- **AIM OF THE TASK**: Write out each entry, exactly the way it appears.

----- TASK INPUTS -----

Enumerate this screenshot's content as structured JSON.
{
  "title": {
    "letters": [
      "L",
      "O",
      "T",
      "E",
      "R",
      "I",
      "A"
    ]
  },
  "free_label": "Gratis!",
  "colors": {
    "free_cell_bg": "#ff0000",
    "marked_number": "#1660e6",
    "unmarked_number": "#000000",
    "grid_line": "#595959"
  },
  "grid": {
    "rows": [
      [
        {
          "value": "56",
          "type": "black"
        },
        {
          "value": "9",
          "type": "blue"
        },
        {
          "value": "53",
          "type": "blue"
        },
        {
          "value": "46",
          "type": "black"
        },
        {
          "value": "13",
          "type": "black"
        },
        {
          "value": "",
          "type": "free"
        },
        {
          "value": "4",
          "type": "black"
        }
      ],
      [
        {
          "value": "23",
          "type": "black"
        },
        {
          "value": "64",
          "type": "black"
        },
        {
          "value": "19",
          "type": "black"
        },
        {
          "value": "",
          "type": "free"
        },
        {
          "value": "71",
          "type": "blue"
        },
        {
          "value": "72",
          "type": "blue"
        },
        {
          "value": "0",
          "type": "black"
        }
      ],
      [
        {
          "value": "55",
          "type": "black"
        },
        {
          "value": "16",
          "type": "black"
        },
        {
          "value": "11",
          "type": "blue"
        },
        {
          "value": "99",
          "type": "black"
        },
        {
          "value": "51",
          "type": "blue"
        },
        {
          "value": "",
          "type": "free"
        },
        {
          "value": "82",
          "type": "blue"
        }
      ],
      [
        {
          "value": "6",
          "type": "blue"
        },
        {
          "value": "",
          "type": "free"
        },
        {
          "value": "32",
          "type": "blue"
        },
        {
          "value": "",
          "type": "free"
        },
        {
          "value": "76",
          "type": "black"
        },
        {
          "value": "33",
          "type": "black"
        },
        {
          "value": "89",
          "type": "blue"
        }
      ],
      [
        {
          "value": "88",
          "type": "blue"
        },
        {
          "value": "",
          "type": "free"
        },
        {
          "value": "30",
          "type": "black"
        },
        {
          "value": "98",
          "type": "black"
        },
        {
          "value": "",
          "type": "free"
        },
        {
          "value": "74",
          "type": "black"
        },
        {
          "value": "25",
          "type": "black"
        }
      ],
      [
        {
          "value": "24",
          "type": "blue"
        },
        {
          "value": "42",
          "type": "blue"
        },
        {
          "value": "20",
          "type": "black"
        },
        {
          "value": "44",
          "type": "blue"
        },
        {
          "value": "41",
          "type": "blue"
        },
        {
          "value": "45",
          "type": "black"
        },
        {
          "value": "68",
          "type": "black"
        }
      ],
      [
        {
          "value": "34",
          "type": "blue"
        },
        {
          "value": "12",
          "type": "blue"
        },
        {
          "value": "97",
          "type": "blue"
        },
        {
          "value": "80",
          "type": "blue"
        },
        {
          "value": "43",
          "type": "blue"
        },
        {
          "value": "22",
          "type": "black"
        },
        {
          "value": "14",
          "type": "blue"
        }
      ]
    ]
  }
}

-----

- **ANSWER FOR THIS EXERCISE**:
Enumerate this screenshot's content as structured JSON.
{
  "title": {
    "letters": [
      "L",
      "O",
      "T",
      "E",
      "R",
      "I",
      "A"
    ]
  },
  "free_label": "Gratis!",
  "colors": {
    "free_cell_bg": "#ff0000",
    "marked_number": "#1660e6",
    "unmarked_number": "#000000",
    "grid_line": "#595959"
  },
  "grid": {
    "rows": [
      [
        {
          "value": "56",
          "type": "black"
        },
        {
          "value": "9",
          "type": "blue"
        },
        {
          "value": "53",
          "type": "blue"
        },
        {
          "value": "46",
          "type": "black"
        },
        {
          "value": "13",
          "type": "black"
        },
        {
          "value": "",
          "type": "free"
        },
        {
          "value": "4",
          "type": "black"
        }
      ],
      [
        {
          "value": "23",
          "type": "black"
        },
        {
          "value": "64",
          "type": "black"
        },
        {
          "value": "19",
          "type": "black"
        },
        {
          "value": "",
          "type": "free"
        },
        {
          "value": "71",
          "type": "blue"
        },
        {
          "value": "72",
          "type": "blue"
        },
        {
          "value": "0",
          "type": "black"
        }
      ],
      [
        {
          "value": "55",
          "type": "black"
        },
        {
          "value": "16",
          "type": "black"
        },
        {
          "value": "11",
          "type": "blue"
        },
        {
          "value": "99",
          "type": "black"
        },
        {
          "value": "51",
          "type": "blue"
        },
        {
          "value": "",
          "type": "free"
        },
        {
          "value": "82",
          "type": "blue"
        }
      ],
      [
        {
          "value": "6",
          "type": "blue"
        },
        {
          "value": "",
          "type": "free"
        },
        {
          "value": "32",
          "type": "blue"
        },
        {
          "value": "",
          "type": "free"
        },
        {
          "value": "76",
          "type": "black"
        },
        {
          "value": "33",
          "type": "black"
        },
        {
          "value": "89",
          "type": "blue"
        }
      ],
      [
        {
          "value": "88",
          "type": "blue"
        },
        {
          "value": "",
          "type": "free"
        },
        {
          "value": "30",
          "type": "black"
        },
        {
          "value": "98",
          "type": "black"
        },
        {
          "value": "",
          "type": "free"
        },
        {
          "value": "74",
          "type": "black"
        },
        {
          "value": "25",
          "type": "black"
        }
      ],
      [
        {
          "value": "24",
          "type": "blue"
        },
        {
          "value": "42",
          "type": "blue"
        },
        {
          "value": "20",
          "type": "black"
        },
        {
          "value": "44",
          "type": "blue"
        },
        {
          "value": "41",
          "type": "blue"
        },
        {
          "value": "45",
          "type": "black"
        },
        {
          "value": "68",
          "type": "black"
        }
      ],
      [
        {
          "value": "34",
          "type": "blue"
        },
        {
          "value": "12",
          "type": "blue"
        },
        {
          "value": "97",
          "type": "blue"
        },
        {
          "value": "80",
          "type": "blue"
        },
        {
          "value": "43",
          "type": "blue"
        },
        {
          "value": "22",
          "type": "black"
        },
        {
          "value": "14",
          "type": "blue"
        }
      ]
    ]
  }
}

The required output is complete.